THE EXERCISE: Copy the items below verbatim, starting with the line that contains "List every element" and continuing through the line that contains "dpe-winding [317, 123, 389, 129]". Include both of those lines.

Region boundary data:
------------------------------------

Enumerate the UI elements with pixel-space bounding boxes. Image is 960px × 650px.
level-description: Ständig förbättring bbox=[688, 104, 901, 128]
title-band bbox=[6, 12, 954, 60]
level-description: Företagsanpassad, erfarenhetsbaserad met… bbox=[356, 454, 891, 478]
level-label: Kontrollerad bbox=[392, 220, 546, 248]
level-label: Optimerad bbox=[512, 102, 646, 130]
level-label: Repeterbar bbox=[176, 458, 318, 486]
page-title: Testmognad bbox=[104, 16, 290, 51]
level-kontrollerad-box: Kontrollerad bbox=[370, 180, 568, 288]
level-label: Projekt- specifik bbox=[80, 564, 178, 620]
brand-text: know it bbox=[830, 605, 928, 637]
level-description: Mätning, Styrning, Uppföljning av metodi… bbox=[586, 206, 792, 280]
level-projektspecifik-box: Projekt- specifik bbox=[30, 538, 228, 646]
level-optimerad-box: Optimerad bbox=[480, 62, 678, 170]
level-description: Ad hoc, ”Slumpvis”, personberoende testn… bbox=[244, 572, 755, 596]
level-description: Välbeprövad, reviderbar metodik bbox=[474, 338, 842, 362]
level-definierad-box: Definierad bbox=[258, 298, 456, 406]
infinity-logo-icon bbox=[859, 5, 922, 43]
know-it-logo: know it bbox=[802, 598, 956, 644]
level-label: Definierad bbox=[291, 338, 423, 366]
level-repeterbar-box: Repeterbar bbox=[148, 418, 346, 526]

------------------------------------

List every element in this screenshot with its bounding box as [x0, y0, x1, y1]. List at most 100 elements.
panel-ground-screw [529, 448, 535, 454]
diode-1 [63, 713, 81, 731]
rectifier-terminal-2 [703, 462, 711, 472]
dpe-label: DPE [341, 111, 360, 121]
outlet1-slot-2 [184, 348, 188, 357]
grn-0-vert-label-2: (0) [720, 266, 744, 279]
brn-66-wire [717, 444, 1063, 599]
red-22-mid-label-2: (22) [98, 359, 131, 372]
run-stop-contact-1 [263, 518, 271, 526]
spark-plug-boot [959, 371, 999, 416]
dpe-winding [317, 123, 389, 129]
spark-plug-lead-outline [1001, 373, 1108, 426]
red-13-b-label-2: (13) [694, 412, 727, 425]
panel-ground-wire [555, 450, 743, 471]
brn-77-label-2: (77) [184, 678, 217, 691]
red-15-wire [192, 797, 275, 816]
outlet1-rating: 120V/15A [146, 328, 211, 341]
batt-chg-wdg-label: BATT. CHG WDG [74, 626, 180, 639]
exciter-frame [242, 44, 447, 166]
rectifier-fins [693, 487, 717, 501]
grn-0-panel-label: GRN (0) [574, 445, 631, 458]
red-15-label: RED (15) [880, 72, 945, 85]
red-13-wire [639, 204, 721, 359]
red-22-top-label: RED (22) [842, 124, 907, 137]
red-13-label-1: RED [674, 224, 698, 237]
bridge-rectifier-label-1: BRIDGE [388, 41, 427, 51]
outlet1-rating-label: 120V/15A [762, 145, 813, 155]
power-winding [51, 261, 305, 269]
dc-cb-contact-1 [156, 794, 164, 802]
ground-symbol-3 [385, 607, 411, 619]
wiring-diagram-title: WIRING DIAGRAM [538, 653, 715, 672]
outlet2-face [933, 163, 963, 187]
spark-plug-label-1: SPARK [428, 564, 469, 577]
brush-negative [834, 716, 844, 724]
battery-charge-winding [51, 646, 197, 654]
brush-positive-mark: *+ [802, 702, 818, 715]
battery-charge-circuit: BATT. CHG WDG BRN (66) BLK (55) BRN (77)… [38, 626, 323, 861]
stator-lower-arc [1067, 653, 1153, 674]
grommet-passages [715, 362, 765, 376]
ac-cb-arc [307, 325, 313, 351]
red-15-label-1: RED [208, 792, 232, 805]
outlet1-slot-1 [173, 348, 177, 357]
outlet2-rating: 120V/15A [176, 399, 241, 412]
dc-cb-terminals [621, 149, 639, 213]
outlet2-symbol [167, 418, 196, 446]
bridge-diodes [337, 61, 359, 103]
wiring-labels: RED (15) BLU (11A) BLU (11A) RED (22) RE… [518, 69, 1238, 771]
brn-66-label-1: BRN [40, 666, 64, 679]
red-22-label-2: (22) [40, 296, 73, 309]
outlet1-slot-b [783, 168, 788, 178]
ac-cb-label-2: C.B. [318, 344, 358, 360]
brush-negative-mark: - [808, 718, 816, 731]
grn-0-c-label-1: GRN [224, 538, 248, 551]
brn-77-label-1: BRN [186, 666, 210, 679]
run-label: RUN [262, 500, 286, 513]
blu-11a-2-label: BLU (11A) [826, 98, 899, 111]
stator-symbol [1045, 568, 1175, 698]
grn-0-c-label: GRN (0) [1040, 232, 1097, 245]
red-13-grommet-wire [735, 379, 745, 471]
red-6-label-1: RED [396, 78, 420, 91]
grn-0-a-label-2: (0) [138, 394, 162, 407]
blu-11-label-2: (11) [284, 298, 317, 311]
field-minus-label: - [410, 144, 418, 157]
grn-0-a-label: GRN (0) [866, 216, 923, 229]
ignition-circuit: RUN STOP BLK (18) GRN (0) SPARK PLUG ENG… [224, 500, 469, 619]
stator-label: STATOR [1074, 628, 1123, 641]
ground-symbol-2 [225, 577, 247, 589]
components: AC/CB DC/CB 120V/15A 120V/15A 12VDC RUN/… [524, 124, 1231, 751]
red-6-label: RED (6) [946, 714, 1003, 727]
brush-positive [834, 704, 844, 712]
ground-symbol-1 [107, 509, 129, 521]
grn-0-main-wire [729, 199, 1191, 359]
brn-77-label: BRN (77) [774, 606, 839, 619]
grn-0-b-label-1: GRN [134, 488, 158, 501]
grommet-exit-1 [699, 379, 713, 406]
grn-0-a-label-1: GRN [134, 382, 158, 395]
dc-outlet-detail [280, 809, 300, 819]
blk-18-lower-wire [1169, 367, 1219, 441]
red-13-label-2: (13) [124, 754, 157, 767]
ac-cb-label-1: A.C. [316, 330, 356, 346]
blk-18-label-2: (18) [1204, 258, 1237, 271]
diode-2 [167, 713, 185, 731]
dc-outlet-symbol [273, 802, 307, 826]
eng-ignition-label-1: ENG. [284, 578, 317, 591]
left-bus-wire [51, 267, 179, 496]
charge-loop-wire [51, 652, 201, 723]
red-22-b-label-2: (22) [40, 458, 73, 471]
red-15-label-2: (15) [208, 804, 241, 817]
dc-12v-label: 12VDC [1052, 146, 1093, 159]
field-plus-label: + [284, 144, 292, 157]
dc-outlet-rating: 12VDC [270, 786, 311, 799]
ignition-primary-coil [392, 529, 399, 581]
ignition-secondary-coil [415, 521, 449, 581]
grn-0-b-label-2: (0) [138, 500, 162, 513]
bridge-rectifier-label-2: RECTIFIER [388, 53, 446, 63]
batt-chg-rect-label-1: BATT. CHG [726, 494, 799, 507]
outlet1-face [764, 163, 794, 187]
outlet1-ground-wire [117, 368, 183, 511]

------------------------------------

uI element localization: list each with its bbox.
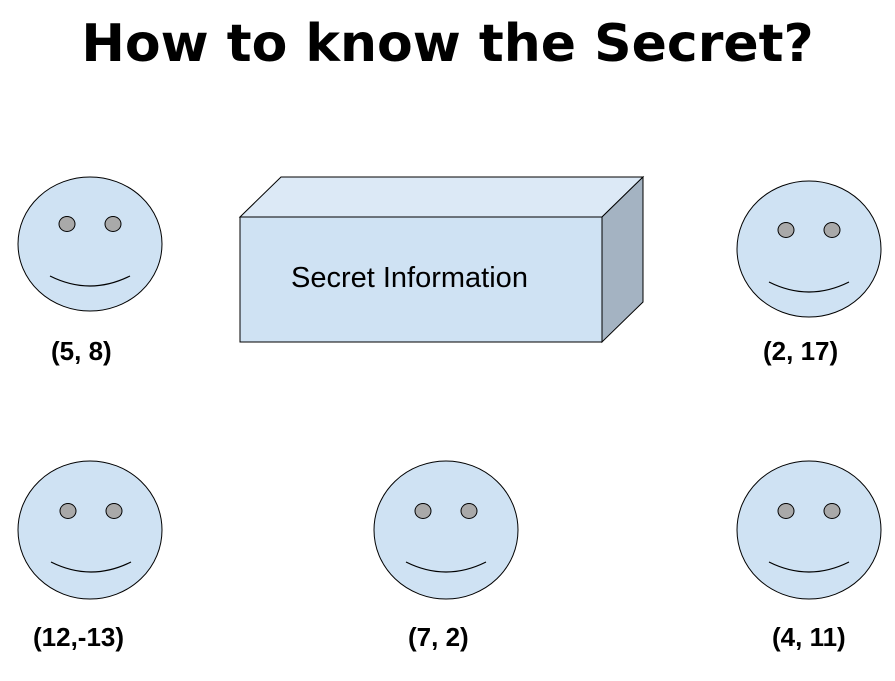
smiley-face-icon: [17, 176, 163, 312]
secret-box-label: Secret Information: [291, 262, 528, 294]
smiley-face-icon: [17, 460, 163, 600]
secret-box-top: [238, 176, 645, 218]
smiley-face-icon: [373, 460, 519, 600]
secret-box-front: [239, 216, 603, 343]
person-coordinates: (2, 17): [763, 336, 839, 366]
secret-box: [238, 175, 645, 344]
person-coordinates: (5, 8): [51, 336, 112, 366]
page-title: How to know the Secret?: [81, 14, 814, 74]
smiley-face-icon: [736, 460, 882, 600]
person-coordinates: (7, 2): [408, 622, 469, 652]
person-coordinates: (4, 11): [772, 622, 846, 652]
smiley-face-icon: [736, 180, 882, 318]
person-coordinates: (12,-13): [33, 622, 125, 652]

------------------------------------

OUTPUT BELOW:
List every element in this screenshot with its bounding box as [x0, y0, x1, y1]. List at most 100 elements.
panel-ground-screw [529, 448, 535, 454]
diode-1 [63, 713, 81, 731]
rectifier-terminal-2 [703, 462, 711, 472]
dpe-label: DPE [341, 111, 360, 121]
outlet1-slot-2 [184, 348, 188, 357]
grn-0-vert-label-2: (0) [720, 266, 744, 279]
brn-66-wire [717, 444, 1063, 599]
red-22-mid-label-2: (22) [98, 359, 131, 372]
run-stop-contact-1 [263, 518, 271, 526]
spark-plug-boot [959, 371, 999, 416]
dpe-winding [317, 123, 389, 129]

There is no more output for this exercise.